_The task_. What is needed here is an exact copy of every entry.

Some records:
───
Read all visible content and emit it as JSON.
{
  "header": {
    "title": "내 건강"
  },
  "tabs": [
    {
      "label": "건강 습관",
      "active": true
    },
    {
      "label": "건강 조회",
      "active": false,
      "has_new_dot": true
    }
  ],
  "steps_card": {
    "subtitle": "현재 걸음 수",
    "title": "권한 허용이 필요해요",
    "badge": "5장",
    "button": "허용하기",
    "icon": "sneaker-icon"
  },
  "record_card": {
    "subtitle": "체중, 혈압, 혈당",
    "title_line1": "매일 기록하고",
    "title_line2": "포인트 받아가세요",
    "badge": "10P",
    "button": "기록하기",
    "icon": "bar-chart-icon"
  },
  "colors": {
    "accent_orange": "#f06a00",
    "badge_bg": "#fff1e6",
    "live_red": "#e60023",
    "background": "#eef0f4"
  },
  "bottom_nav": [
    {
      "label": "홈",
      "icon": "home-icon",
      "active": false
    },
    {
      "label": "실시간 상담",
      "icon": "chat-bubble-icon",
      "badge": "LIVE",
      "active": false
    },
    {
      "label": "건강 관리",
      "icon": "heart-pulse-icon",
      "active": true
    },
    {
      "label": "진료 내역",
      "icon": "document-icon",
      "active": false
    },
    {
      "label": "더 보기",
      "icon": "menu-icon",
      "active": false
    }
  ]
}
───
_Expected answer_.
Read all visible content and emit it as JSON.
{
  "header": {
    "title": "내 건강"
  },
  "tabs": [
    {
      "label": "건강 습관",
      "active": true
    },
    {
      "label": "건강 조회",
      "active": false,
      "has_new_dot": true
    }
  ],
  "steps_card": {
    "subtitle": "현재 걸음 수",
    "title": "권한 허용이 필요해요",
    "badge": "5장",
    "button": "허용하기",
    "icon": "sneaker-icon"
  },
  "record_card": {
    "subtitle": "체중, 혈압, 혈당",
    "title_line1": "매일 기록하고",
    "title_line2": "포인트 받아가세요",
    "badge": "10P",
    "button": "기록하기",
    "icon": "bar-chart-icon"
  },
  "colors": {
    "accent_orange": "#f06a00",
    "badge_bg": "#fff1e6",
    "live_red": "#e60023",
    "background": "#eef0f4"
  },
  "bottom_nav": [
    {
      "label": "홈",
      "icon": "home-icon",
      "active": false
    },
    {
      "label": "실시간 상담",
      "icon": "chat-bubble-icon",
      "badge": "LIVE",
      "active": false
    },
    {
      "label": "건강 관리",
      "icon": "heart-pulse-icon",
      "active": true
    },
    {
      "label": "진료 내역",
      "icon": "document-icon",
      "active": false
    },
    {
      "label": "더 보기",
      "icon": "menu-icon",
      "active": false
    }
  ]
}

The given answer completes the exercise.